:: Input material
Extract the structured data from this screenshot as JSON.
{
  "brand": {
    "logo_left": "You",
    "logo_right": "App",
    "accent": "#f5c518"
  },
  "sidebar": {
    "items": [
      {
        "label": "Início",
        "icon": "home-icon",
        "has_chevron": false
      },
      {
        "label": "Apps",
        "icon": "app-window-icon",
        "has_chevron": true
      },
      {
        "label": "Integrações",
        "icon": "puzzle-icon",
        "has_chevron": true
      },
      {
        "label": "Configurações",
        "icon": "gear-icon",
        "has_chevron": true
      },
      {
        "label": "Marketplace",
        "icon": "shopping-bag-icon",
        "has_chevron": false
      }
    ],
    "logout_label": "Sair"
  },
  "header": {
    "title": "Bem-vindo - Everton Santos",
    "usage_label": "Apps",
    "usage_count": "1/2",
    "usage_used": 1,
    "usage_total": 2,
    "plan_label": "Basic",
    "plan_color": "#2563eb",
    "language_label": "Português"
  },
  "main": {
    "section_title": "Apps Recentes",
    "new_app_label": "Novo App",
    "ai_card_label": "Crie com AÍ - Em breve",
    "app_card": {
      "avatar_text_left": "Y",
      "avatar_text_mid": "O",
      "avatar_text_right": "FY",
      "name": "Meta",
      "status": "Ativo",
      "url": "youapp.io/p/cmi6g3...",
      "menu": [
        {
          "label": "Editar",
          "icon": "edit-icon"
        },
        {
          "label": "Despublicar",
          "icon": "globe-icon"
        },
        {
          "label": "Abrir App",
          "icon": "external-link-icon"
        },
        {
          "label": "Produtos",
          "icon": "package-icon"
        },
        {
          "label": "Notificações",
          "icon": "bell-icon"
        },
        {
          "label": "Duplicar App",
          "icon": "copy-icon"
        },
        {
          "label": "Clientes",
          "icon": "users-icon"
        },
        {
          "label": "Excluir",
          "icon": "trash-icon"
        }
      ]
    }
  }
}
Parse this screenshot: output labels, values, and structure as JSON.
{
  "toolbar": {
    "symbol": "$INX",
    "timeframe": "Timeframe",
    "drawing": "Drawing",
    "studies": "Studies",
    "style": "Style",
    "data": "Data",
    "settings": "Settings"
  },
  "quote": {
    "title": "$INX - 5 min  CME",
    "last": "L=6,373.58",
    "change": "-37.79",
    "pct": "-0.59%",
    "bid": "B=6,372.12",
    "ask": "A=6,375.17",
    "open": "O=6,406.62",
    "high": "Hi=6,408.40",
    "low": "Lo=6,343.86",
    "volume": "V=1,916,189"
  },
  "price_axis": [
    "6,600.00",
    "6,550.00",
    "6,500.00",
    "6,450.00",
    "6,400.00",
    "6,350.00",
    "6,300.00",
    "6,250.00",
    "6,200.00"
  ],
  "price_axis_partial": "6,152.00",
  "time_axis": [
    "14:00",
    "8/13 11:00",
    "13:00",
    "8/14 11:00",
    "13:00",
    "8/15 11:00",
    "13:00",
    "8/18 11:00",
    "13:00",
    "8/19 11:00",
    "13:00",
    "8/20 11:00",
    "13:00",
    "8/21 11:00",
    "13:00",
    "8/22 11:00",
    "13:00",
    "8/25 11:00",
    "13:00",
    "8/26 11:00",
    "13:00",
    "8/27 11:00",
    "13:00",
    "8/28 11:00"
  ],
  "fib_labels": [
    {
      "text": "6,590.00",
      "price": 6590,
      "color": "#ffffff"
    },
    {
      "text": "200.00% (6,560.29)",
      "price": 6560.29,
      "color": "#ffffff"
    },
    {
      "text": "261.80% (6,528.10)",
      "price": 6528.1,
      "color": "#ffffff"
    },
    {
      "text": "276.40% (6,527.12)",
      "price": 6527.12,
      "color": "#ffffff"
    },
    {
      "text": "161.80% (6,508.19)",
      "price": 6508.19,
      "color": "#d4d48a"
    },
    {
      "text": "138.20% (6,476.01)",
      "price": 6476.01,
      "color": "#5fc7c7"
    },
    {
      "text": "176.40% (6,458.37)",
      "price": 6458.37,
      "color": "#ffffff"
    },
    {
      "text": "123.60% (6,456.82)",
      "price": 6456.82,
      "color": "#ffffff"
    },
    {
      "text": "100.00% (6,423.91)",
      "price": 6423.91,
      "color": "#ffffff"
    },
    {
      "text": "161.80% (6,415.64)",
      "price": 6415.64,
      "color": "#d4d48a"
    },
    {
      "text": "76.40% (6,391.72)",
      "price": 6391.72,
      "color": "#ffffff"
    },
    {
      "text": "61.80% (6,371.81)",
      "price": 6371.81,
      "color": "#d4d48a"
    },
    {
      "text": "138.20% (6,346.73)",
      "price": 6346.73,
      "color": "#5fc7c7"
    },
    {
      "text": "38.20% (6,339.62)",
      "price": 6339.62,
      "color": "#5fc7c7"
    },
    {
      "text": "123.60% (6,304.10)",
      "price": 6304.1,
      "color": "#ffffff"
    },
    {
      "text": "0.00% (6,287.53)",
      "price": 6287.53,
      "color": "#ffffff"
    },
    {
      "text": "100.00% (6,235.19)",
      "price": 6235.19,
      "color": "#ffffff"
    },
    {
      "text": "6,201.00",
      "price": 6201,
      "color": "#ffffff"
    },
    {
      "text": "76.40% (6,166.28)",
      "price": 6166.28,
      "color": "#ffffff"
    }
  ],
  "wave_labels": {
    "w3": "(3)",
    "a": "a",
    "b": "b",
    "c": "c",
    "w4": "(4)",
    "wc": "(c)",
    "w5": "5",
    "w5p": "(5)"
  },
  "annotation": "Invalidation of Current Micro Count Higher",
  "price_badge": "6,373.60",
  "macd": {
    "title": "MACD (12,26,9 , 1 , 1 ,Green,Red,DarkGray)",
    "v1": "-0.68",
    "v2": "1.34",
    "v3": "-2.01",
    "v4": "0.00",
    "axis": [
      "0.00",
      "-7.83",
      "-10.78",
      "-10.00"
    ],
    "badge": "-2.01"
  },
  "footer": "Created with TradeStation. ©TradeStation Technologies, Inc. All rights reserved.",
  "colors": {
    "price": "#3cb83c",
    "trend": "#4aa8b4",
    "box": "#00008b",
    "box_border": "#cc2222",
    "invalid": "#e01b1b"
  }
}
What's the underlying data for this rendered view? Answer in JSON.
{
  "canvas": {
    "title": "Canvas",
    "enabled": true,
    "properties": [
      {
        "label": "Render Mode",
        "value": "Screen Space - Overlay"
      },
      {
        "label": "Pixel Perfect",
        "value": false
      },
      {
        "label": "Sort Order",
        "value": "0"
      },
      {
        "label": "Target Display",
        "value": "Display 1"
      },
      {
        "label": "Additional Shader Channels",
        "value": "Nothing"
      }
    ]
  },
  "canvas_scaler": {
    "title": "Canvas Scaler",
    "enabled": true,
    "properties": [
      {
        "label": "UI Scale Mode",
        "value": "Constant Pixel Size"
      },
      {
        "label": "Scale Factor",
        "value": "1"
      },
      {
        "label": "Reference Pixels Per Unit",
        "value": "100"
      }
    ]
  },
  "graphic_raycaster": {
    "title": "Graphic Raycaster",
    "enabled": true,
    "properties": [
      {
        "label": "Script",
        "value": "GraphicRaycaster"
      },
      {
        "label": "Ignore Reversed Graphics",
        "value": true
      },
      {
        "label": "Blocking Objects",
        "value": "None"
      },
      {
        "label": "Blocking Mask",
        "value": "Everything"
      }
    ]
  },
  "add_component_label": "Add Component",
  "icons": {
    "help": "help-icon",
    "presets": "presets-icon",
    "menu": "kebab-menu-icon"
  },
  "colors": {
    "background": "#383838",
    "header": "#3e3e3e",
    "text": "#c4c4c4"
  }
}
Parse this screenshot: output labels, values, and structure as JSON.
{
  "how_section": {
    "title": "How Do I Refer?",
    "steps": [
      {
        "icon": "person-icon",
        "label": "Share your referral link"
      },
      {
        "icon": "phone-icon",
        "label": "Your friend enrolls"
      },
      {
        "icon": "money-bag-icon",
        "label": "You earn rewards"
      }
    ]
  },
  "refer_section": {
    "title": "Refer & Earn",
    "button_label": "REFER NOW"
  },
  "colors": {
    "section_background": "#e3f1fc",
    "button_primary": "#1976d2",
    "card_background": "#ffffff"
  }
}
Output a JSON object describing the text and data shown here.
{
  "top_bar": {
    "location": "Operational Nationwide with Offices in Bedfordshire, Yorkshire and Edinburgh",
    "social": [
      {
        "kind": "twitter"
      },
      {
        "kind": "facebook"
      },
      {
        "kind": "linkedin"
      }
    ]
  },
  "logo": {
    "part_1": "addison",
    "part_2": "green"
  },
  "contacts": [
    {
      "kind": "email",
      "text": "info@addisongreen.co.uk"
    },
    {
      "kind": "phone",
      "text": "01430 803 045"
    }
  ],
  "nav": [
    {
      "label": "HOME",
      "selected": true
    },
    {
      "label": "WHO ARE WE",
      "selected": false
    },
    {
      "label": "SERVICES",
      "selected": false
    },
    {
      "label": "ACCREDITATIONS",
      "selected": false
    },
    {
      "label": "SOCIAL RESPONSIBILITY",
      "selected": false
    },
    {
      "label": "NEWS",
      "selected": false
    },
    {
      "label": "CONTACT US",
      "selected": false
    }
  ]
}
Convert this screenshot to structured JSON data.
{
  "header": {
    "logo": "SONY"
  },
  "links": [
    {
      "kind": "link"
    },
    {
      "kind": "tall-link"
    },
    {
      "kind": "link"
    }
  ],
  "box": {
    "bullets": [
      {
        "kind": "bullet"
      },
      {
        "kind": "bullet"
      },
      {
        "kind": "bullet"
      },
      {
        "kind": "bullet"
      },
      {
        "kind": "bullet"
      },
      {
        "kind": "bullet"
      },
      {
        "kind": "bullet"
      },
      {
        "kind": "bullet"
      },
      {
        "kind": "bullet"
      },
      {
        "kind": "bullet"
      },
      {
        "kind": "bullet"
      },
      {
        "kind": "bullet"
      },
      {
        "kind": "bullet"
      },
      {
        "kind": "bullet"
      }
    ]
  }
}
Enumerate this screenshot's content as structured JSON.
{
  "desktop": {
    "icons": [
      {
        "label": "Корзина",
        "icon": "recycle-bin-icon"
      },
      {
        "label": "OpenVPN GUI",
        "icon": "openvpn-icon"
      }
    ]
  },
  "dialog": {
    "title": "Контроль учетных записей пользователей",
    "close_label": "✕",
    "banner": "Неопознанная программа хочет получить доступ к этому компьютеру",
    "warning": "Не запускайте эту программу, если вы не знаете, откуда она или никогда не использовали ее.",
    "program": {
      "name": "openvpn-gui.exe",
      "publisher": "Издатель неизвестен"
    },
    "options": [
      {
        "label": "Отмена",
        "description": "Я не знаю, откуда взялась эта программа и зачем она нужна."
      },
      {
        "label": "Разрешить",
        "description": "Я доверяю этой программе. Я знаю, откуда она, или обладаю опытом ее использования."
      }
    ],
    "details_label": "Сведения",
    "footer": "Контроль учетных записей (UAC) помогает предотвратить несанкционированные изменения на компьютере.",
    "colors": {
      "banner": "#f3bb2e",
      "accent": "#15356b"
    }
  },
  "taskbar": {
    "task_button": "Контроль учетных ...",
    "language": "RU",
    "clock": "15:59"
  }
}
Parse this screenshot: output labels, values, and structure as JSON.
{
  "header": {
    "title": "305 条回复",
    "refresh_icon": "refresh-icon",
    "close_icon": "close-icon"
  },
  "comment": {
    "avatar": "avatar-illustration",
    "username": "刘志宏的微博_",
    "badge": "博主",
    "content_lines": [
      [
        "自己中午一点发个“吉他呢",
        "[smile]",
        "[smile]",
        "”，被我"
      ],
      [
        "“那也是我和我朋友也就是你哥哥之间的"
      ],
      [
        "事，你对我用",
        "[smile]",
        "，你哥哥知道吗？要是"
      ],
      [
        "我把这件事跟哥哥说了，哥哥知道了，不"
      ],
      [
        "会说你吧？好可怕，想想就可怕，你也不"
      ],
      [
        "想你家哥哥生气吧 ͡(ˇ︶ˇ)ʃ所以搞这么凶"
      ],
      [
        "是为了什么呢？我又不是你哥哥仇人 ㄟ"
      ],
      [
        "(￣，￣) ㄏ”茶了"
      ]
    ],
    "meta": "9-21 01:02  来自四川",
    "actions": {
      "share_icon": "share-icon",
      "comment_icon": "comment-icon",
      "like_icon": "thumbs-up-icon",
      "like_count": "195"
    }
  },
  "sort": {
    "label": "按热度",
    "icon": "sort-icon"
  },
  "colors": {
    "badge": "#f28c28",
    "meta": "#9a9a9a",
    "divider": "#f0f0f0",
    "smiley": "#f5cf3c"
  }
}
::::
## Exercise brief
Your answer should be a single number: the count of lines that contain "Apps".

## Written solution
3